DIRECTIVE:
Only a number is wanted here: the number of lines of the data that include "Carrie".
─── SOURCE MATERIAL ───
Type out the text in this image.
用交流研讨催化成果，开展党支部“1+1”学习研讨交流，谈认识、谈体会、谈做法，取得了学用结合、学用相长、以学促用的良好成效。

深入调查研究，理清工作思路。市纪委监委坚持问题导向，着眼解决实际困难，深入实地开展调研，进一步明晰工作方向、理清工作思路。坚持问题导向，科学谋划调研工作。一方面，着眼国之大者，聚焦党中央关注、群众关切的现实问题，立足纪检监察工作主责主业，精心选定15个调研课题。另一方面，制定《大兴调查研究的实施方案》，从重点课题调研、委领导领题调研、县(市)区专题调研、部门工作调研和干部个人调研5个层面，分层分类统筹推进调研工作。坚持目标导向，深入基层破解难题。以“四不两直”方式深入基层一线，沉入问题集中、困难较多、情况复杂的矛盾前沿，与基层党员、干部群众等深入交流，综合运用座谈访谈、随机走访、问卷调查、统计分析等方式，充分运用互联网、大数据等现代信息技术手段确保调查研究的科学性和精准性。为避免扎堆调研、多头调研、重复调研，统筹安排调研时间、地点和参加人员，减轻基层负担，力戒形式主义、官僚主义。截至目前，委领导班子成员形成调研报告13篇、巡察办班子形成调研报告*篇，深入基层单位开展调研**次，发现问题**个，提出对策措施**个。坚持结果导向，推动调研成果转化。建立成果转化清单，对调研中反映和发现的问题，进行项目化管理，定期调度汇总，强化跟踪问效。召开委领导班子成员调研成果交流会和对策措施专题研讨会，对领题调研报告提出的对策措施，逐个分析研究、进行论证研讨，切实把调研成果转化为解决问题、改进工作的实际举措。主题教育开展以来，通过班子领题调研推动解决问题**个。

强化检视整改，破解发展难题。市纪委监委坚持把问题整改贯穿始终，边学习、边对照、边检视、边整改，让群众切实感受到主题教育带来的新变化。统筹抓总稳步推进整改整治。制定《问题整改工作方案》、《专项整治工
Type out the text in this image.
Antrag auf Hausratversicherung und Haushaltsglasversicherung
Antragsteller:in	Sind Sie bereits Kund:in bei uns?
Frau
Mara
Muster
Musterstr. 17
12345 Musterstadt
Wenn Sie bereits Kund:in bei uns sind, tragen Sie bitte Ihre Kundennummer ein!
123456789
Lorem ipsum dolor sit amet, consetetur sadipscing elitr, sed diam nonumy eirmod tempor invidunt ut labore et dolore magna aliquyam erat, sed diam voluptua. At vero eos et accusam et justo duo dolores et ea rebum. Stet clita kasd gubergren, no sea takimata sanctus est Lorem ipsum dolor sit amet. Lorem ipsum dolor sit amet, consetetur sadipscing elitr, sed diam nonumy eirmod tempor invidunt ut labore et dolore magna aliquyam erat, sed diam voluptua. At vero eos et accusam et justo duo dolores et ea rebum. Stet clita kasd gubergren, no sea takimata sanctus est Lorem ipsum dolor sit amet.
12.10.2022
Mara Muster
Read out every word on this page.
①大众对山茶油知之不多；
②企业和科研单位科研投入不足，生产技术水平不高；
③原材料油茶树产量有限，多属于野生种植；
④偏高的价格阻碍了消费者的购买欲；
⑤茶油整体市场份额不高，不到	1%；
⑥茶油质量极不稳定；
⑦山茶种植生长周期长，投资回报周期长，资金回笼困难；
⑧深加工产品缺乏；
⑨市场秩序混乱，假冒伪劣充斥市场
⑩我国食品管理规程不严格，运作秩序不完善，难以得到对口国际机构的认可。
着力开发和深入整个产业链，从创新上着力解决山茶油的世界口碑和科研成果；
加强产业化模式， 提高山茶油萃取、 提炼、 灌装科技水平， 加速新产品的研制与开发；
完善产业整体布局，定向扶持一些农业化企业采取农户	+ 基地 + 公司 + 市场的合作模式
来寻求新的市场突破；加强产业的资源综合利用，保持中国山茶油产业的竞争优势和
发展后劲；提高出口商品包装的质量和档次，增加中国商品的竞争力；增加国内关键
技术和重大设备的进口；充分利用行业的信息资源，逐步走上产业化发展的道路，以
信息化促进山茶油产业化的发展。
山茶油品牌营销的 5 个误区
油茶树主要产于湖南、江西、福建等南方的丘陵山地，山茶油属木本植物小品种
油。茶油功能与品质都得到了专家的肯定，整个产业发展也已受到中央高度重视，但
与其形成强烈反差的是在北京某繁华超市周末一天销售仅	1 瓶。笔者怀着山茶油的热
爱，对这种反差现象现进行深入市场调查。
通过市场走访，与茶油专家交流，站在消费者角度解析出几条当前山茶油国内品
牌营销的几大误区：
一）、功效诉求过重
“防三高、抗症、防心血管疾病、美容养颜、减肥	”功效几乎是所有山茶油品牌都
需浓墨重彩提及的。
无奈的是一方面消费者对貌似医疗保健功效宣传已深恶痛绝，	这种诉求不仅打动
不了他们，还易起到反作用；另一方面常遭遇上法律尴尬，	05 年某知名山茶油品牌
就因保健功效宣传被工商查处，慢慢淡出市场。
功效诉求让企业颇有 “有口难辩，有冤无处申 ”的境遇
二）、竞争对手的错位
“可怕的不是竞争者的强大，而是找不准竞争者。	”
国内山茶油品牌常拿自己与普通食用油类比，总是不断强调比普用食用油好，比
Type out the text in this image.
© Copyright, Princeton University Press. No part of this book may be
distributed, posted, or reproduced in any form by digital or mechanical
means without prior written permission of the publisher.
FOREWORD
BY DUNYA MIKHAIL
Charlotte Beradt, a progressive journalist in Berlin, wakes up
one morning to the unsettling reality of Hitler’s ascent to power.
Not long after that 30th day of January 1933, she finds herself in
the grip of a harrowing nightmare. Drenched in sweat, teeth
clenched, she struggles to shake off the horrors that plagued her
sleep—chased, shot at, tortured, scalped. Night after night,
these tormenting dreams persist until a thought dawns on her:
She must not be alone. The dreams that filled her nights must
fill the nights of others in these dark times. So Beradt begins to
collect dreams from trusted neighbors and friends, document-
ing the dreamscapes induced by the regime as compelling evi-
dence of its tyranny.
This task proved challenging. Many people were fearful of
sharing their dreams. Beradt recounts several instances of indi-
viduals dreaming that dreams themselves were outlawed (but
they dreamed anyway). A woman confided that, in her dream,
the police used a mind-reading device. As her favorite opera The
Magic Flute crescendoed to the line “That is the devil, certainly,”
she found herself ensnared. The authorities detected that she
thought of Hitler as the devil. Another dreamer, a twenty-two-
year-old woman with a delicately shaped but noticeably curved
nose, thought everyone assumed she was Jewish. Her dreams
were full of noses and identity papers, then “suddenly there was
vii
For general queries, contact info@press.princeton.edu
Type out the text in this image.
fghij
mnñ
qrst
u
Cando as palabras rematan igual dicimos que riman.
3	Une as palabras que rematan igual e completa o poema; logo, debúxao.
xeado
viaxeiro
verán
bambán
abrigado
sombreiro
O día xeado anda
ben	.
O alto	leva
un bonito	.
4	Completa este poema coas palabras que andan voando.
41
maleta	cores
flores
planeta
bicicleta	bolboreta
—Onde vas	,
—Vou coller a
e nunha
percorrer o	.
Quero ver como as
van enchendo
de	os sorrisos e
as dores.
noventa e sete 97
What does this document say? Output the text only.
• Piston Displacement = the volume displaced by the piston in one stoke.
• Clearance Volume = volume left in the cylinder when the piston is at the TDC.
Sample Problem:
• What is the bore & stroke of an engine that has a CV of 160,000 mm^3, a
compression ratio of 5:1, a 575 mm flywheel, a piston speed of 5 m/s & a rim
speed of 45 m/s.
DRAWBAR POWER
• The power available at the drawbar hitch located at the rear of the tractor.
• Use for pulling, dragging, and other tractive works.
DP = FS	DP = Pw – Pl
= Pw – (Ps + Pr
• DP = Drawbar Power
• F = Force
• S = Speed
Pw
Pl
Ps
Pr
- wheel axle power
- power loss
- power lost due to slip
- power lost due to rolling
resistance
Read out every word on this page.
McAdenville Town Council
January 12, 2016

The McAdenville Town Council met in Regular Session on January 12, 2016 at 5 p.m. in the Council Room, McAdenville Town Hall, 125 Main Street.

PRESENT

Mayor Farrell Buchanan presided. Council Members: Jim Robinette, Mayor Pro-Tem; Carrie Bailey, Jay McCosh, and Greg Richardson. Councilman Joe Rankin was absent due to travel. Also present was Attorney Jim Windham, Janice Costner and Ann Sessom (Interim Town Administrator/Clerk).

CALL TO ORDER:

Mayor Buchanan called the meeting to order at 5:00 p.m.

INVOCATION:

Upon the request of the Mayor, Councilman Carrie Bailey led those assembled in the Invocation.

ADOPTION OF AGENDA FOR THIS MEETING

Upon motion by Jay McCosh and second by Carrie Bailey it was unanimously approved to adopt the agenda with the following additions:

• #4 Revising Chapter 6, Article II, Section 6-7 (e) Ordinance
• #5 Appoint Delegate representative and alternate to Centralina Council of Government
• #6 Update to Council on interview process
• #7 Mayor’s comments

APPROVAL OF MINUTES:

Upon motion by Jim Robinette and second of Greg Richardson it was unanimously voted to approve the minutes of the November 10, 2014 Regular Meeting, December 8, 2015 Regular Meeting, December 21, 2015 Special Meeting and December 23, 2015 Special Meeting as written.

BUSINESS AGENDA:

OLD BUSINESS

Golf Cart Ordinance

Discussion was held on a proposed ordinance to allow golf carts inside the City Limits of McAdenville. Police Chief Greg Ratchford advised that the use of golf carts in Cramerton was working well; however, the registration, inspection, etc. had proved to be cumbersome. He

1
───
RESPONSE TO THIS TASK:
3